--- EXERCISE ---
Your answer should be a number only: the count of lines in the following entries that contain "einstimmig".

== Segment start ==

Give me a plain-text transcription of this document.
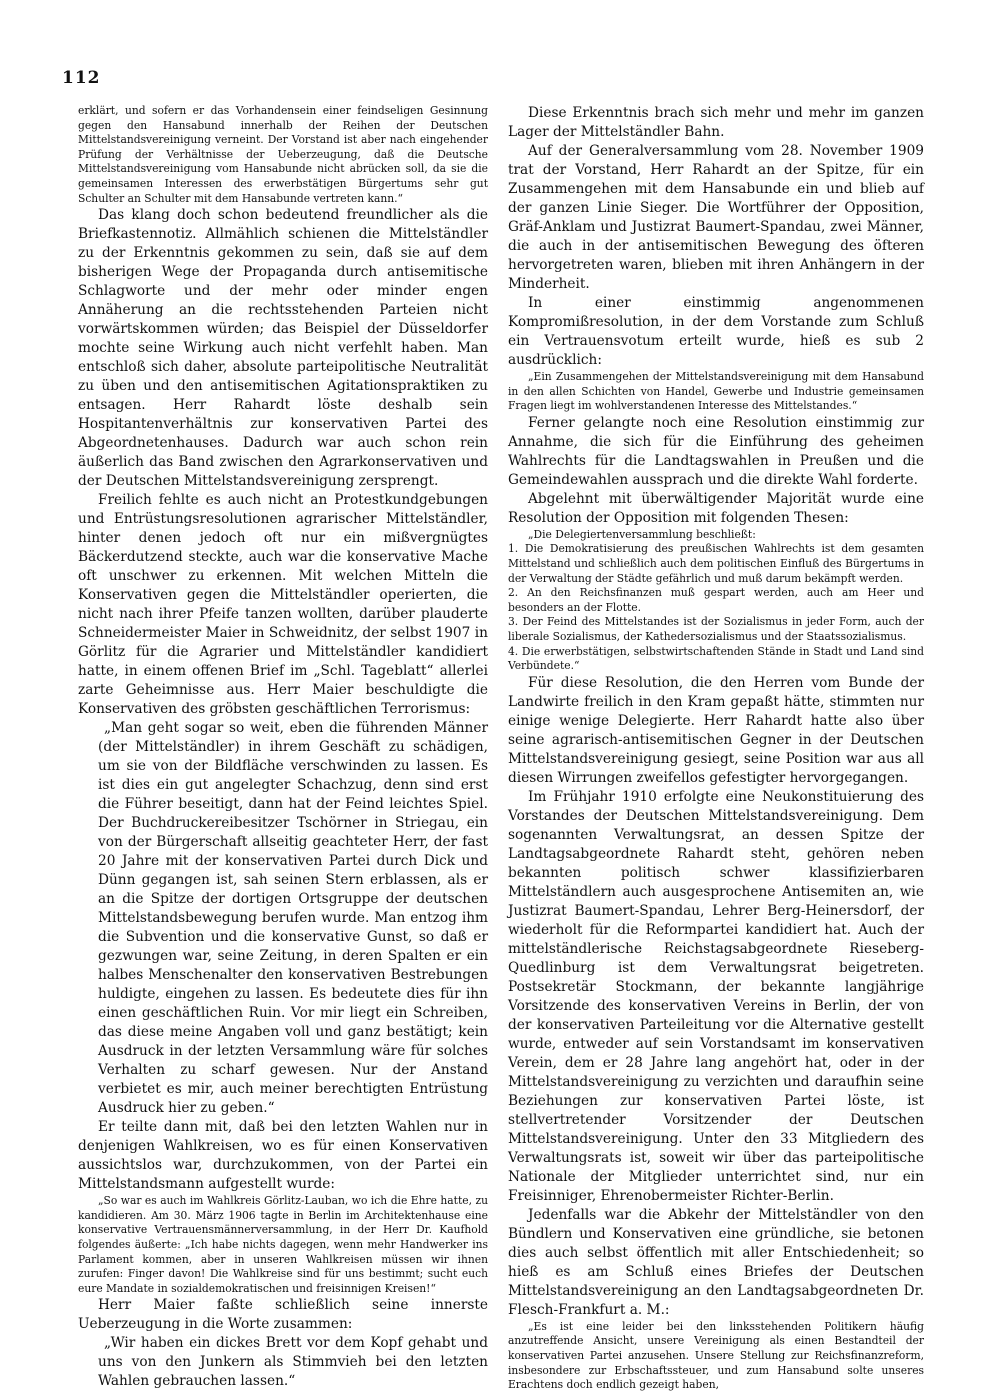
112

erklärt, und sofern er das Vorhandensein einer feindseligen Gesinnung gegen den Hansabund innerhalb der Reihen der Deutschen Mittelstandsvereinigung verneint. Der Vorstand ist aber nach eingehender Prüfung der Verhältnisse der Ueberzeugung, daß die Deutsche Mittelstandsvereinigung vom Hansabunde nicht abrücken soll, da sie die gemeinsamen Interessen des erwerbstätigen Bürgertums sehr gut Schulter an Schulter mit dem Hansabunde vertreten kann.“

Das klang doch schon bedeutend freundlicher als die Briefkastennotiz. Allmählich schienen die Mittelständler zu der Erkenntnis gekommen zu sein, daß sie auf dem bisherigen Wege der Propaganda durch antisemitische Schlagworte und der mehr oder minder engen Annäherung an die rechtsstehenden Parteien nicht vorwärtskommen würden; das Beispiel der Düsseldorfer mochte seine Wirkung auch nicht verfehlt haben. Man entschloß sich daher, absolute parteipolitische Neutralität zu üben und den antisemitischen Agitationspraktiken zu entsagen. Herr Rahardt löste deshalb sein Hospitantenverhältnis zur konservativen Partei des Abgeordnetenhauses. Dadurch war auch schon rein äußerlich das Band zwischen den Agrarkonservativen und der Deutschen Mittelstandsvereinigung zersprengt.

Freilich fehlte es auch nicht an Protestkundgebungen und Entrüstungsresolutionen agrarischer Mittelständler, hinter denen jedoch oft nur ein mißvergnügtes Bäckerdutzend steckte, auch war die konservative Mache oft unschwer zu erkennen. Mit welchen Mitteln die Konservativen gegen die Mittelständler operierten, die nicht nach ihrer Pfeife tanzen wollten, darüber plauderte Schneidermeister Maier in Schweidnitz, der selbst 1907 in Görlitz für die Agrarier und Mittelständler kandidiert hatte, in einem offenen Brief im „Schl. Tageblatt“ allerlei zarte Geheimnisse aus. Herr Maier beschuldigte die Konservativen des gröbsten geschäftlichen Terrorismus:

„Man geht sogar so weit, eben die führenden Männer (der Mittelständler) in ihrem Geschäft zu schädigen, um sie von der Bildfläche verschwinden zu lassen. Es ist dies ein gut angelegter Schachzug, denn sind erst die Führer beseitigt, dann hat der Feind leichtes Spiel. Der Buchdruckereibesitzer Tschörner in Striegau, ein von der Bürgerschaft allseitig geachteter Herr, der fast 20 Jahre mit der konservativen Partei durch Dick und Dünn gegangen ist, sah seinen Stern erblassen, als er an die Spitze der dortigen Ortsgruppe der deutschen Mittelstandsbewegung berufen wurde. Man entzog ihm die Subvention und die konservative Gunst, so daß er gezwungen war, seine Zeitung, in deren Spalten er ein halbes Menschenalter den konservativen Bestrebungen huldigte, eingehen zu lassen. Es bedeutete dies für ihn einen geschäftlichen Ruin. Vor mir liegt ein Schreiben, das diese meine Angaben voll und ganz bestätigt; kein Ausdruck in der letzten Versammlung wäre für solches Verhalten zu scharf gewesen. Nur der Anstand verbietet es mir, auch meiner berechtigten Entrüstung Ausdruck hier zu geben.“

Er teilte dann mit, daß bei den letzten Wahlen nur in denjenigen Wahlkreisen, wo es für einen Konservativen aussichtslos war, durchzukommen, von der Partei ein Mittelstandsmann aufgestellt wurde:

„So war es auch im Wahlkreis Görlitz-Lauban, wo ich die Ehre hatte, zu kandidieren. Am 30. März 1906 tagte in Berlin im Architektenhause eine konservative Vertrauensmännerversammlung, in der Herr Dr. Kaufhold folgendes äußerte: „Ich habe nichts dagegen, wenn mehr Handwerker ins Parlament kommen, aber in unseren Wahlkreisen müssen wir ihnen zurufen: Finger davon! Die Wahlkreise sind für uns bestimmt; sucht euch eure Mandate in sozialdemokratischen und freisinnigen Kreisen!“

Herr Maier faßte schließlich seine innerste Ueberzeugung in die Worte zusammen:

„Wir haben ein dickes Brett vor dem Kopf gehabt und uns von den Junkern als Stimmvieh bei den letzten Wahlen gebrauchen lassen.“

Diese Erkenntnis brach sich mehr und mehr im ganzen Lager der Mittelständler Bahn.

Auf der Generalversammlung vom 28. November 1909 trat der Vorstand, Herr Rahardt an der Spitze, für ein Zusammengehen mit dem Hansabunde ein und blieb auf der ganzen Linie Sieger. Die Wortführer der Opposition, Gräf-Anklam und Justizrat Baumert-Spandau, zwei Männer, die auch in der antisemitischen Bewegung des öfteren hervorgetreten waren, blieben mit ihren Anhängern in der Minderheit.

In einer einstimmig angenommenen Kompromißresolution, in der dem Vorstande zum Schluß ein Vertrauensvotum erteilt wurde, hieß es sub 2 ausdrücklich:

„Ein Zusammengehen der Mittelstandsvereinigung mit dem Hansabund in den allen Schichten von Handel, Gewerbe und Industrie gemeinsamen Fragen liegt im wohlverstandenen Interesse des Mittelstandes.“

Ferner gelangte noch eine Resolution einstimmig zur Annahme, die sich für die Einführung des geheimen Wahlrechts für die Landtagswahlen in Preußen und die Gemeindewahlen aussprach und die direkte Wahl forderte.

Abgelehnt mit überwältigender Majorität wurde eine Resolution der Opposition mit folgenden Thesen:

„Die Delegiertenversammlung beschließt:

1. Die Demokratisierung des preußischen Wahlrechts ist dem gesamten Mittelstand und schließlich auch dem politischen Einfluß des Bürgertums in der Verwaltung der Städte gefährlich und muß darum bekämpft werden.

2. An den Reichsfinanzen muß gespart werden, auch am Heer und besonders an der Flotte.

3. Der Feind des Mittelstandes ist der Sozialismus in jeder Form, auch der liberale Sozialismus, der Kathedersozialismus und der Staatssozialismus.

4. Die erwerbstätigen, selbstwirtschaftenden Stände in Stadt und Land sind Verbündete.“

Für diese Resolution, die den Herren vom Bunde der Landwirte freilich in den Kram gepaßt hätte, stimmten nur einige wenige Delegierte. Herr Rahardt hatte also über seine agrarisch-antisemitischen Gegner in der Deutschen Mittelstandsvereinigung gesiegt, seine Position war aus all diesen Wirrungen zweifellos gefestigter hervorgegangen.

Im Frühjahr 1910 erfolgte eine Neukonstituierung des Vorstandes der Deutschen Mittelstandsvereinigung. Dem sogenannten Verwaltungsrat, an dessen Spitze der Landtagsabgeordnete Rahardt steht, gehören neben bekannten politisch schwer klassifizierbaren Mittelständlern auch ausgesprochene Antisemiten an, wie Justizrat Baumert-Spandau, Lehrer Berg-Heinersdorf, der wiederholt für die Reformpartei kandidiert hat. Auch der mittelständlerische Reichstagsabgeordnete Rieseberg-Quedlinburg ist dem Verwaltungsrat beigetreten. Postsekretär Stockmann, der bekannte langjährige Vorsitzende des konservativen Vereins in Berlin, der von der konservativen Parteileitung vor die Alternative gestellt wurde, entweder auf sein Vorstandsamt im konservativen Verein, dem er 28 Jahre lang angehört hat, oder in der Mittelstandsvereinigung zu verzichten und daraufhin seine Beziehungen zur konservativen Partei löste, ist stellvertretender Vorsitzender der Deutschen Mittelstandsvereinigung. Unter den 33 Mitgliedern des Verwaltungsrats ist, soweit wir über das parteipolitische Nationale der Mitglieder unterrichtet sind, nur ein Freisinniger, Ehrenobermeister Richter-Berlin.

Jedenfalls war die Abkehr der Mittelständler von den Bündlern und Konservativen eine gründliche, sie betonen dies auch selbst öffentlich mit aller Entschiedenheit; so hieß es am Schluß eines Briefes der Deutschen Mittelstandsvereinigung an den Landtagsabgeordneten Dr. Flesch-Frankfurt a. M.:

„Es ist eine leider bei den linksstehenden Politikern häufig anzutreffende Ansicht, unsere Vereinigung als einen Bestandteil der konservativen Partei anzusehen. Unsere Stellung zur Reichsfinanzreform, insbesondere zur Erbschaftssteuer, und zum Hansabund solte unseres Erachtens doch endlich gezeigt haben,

== Segment end ==

--- SOLVED EXERCISE ---
2